[Bounding box labels]
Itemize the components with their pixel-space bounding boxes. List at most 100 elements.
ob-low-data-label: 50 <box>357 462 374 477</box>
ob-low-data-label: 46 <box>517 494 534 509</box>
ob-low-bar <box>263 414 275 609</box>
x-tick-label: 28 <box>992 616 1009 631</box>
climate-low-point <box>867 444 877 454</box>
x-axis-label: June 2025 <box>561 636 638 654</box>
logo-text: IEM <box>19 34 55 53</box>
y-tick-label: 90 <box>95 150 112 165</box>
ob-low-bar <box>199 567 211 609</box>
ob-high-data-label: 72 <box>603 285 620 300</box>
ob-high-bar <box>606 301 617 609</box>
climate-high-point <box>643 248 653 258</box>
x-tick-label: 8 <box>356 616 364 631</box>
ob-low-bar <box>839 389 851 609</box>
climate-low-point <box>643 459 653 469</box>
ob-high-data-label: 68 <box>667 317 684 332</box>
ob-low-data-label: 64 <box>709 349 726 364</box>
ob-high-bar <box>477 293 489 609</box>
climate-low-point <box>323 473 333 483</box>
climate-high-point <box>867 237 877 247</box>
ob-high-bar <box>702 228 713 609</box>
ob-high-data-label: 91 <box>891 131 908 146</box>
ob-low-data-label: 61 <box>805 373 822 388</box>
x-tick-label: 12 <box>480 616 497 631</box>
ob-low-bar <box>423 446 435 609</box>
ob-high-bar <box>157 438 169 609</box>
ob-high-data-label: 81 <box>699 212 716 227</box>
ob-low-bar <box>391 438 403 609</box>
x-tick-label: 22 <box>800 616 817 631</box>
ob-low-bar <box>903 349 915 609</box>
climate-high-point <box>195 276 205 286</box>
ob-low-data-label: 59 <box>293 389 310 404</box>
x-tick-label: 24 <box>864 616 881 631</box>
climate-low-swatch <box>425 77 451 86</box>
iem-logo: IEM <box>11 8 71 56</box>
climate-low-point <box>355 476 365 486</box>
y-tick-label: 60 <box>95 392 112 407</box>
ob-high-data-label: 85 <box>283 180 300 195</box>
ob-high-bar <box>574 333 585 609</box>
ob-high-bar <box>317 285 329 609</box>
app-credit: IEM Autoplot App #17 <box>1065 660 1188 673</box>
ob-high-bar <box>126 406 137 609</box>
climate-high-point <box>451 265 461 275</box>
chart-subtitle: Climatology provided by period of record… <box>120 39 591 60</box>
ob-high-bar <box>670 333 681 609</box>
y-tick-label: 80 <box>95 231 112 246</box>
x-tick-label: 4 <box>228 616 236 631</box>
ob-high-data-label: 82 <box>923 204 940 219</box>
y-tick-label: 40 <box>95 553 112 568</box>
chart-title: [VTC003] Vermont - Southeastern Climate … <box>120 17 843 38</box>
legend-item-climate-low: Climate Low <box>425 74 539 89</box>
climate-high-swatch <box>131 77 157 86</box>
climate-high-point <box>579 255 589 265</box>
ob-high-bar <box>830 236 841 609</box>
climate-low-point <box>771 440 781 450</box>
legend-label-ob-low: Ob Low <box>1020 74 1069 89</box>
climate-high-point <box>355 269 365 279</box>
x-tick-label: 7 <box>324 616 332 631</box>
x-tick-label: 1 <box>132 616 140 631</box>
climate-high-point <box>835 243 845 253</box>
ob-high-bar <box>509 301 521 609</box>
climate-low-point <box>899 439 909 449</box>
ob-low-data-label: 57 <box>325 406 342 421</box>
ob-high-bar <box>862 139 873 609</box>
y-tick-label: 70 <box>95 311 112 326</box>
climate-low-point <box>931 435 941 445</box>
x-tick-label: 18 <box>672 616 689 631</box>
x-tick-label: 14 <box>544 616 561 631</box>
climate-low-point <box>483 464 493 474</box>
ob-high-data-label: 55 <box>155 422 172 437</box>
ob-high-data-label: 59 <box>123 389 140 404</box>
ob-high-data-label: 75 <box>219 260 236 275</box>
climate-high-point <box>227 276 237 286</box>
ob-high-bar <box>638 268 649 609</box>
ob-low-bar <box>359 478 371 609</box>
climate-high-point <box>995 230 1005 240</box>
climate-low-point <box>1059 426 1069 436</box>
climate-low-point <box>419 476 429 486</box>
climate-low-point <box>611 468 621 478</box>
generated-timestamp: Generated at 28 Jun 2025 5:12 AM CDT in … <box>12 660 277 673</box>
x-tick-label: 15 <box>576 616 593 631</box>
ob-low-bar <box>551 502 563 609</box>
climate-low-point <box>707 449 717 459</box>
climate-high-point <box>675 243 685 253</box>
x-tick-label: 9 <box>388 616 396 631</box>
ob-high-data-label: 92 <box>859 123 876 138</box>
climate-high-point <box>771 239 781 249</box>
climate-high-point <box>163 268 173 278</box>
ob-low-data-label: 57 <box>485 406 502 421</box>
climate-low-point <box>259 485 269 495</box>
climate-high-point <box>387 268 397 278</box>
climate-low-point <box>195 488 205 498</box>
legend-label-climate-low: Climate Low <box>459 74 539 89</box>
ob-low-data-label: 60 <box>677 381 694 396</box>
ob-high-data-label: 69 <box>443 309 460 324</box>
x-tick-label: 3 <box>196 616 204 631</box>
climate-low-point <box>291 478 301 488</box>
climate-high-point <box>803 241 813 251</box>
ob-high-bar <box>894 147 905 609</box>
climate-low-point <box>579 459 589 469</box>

Work instructions. Retype the records from their first line through the line containing "climate-high-point <box>867 237 877 247</box>", including that line, character for character.

Completed exercise.
Itemize the components with their pixel-space bounding boxes. List at most 100 elements.
ob-low-data-label: 50 <box>357 462 374 477</box>
ob-low-data-label: 46 <box>517 494 534 509</box>
ob-low-bar <box>263 414 275 609</box>
x-tick-label: 28 <box>992 616 1009 631</box>
climate-low-point <box>867 444 877 454</box>
x-axis-label: June 2025 <box>561 636 638 654</box>
logo-text: IEM <box>19 34 55 53</box>
y-tick-label: 90 <box>95 150 112 165</box>
ob-low-bar <box>199 567 211 609</box>
ob-high-data-label: 72 <box>603 285 620 300</box>
ob-high-bar <box>606 301 617 609</box>
climate-high-point <box>643 248 653 258</box>
x-tick-label: 8 <box>356 616 364 631</box>
ob-low-bar <box>839 389 851 609</box>
climate-low-point <box>643 459 653 469</box>
ob-high-data-label: 68 <box>667 317 684 332</box>
ob-low-data-label: 64 <box>709 349 726 364</box>
ob-high-bar <box>477 293 489 609</box>
climate-low-point <box>323 473 333 483</box>
climate-high-point <box>867 237 877 247</box>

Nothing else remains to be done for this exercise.